§ **MATERIAL FOR THIS TASK**:
--- --- ---

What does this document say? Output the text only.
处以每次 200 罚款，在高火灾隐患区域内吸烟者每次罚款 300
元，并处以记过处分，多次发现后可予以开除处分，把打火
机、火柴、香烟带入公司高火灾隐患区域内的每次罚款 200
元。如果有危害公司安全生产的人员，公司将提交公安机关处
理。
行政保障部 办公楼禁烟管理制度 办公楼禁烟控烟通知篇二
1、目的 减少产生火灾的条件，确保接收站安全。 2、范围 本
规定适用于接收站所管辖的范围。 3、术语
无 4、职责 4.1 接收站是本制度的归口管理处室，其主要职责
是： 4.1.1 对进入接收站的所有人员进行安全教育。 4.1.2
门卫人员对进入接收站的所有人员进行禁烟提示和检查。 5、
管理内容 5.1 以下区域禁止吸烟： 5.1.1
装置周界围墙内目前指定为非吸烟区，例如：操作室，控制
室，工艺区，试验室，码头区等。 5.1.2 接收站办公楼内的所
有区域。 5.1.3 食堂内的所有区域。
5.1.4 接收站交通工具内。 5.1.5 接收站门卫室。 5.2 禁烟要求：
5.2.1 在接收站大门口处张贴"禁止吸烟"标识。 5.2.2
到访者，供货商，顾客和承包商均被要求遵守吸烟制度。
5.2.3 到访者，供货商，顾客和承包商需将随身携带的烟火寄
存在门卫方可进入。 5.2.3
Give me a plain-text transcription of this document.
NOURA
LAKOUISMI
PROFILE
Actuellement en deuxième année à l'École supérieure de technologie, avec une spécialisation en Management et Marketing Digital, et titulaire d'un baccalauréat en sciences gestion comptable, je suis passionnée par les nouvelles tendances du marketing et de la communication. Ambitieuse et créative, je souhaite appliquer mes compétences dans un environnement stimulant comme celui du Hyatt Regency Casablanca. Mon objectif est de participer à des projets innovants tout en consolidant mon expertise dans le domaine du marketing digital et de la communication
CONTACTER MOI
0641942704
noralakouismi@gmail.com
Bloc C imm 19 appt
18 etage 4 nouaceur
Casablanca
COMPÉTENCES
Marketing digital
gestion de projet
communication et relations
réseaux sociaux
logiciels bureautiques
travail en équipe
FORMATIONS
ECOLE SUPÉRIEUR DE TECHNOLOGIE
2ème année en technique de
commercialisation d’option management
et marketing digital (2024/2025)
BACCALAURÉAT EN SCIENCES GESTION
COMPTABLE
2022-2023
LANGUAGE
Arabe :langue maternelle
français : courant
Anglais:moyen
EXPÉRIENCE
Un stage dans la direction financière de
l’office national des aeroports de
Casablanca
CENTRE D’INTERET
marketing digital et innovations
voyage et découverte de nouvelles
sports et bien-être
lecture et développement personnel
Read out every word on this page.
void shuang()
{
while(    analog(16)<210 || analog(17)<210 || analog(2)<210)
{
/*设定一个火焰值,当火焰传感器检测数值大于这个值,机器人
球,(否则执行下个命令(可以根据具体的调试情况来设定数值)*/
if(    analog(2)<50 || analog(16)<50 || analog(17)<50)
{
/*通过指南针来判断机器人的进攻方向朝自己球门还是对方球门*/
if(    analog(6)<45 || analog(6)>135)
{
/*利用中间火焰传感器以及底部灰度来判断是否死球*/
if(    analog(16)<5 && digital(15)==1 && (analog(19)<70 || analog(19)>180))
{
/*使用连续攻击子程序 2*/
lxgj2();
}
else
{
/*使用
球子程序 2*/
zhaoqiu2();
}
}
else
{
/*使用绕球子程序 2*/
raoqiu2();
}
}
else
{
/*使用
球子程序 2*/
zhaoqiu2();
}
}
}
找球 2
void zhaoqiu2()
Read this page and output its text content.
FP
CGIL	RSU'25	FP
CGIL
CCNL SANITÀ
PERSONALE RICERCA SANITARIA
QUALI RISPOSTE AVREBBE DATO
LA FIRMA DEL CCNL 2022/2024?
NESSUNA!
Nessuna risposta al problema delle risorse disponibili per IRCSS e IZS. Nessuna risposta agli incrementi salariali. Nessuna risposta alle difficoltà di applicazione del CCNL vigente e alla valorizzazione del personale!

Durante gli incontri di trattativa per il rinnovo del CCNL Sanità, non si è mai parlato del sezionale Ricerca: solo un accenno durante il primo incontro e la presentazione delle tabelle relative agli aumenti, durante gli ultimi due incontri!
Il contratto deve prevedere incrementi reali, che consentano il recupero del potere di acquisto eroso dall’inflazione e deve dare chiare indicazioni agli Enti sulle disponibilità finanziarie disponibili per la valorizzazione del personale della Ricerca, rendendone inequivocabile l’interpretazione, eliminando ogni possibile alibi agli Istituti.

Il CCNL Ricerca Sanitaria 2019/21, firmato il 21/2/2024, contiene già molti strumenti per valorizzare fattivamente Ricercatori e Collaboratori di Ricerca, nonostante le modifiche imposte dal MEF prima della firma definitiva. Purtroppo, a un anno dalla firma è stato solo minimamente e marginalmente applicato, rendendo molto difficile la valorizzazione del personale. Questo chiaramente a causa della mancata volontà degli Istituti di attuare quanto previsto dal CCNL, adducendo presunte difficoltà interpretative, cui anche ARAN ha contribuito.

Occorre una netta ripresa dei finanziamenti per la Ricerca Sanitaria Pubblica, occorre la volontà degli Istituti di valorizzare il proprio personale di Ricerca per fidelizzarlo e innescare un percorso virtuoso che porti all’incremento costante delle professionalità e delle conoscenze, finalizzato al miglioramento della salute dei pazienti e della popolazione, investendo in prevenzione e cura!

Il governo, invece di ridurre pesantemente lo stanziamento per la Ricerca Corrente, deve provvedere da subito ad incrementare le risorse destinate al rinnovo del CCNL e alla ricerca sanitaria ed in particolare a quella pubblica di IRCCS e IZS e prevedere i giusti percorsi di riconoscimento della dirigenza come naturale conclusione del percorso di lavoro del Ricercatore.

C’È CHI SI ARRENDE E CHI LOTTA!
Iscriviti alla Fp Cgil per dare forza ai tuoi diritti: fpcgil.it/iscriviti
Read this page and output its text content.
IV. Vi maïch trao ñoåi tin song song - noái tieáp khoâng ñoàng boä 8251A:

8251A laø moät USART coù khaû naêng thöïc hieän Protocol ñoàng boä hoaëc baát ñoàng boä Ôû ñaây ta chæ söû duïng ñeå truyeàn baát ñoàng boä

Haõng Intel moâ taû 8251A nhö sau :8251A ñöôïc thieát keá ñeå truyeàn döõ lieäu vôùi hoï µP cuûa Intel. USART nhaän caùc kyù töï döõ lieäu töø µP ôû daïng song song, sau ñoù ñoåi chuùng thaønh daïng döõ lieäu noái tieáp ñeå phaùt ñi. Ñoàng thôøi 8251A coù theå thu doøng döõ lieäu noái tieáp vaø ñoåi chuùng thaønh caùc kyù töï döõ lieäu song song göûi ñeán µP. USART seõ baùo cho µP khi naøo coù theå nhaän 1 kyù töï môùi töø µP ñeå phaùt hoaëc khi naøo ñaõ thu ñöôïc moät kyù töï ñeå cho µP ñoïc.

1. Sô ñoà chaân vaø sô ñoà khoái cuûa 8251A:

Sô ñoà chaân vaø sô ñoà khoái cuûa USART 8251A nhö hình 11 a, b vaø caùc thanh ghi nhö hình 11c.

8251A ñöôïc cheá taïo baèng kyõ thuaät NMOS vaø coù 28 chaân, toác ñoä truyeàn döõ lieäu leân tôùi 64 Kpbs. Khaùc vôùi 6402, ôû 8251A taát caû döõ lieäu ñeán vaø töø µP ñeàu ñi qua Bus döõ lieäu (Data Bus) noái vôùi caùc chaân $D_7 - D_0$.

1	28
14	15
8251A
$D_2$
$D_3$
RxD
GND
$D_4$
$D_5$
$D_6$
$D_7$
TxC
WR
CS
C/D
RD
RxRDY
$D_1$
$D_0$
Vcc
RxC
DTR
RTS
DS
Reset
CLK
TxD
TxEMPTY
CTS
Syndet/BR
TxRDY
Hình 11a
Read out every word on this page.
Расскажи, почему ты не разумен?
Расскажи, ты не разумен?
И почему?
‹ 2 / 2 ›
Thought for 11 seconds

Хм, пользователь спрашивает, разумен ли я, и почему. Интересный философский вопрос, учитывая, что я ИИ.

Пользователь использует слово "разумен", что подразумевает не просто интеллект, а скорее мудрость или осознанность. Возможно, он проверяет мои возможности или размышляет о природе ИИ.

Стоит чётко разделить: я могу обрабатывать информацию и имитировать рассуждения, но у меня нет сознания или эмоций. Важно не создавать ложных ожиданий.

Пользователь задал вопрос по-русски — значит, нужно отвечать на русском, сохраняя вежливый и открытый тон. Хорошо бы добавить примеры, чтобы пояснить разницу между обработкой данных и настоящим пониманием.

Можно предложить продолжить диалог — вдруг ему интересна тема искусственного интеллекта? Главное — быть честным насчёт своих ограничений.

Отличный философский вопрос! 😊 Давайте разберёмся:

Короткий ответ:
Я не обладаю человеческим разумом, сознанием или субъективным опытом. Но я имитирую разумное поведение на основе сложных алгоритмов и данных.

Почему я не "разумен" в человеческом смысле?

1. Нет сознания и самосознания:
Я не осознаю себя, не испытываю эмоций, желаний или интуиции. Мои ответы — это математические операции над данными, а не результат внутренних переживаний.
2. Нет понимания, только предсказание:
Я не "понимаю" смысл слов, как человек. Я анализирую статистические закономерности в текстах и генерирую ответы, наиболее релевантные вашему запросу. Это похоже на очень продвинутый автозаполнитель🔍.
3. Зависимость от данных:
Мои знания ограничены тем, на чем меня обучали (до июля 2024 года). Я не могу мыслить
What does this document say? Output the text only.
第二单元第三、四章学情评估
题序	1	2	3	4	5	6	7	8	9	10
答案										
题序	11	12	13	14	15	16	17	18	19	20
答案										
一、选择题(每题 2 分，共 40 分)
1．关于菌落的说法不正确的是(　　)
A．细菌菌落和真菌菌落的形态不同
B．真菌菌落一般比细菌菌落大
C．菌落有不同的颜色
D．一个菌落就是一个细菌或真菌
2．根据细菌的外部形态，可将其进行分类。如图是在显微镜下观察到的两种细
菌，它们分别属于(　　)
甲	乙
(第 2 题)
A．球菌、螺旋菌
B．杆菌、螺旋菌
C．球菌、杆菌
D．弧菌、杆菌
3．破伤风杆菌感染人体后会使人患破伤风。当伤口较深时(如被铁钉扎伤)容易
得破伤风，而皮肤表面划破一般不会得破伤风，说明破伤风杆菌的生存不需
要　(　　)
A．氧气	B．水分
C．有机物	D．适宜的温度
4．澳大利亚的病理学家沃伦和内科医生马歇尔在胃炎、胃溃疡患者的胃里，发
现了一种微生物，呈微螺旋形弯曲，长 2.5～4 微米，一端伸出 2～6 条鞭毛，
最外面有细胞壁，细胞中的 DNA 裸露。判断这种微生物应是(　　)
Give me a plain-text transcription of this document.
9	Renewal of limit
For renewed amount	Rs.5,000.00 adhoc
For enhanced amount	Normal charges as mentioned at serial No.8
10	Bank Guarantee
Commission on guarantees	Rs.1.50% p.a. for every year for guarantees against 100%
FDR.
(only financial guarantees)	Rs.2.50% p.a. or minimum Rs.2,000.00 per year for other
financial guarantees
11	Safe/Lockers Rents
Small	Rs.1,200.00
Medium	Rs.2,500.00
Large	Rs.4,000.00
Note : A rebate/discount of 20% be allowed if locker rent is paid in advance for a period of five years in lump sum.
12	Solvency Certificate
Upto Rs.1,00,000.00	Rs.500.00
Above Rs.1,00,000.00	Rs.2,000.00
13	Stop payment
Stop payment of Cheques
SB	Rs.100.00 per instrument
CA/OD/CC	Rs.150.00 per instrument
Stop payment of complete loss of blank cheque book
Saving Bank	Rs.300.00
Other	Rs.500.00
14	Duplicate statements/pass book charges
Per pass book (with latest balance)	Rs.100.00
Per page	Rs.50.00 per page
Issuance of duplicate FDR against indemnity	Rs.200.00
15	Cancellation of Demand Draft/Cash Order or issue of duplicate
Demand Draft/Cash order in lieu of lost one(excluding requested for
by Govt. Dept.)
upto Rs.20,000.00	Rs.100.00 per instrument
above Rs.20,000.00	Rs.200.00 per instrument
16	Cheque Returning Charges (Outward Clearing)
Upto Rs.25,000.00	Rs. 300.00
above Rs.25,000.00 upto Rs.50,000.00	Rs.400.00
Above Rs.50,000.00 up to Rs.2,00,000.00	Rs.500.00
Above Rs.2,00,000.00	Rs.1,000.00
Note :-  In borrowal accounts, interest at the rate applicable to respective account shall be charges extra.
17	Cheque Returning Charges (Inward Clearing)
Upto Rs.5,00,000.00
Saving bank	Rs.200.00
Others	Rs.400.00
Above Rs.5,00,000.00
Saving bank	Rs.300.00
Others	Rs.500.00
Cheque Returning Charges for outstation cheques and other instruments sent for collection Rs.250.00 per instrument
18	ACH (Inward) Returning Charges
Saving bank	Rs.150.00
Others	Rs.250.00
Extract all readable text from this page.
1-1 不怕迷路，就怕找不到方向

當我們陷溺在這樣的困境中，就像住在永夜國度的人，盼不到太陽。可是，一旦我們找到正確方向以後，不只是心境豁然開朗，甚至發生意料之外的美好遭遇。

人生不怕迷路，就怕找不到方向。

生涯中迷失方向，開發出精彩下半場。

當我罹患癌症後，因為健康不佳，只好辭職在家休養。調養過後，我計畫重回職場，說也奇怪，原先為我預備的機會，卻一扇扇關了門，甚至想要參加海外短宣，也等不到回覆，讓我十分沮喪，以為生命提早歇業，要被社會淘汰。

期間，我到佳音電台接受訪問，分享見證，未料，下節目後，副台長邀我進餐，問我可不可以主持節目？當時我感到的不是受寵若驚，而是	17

--- --- ---

§ **WHAT TO WORK ON**: Copy each line of the listing that contains the string "Stop".

§ **FINAL ANSWER**:
13	Stop payment
Stop payment of Cheques
Stop payment of complete loss of blank cheque book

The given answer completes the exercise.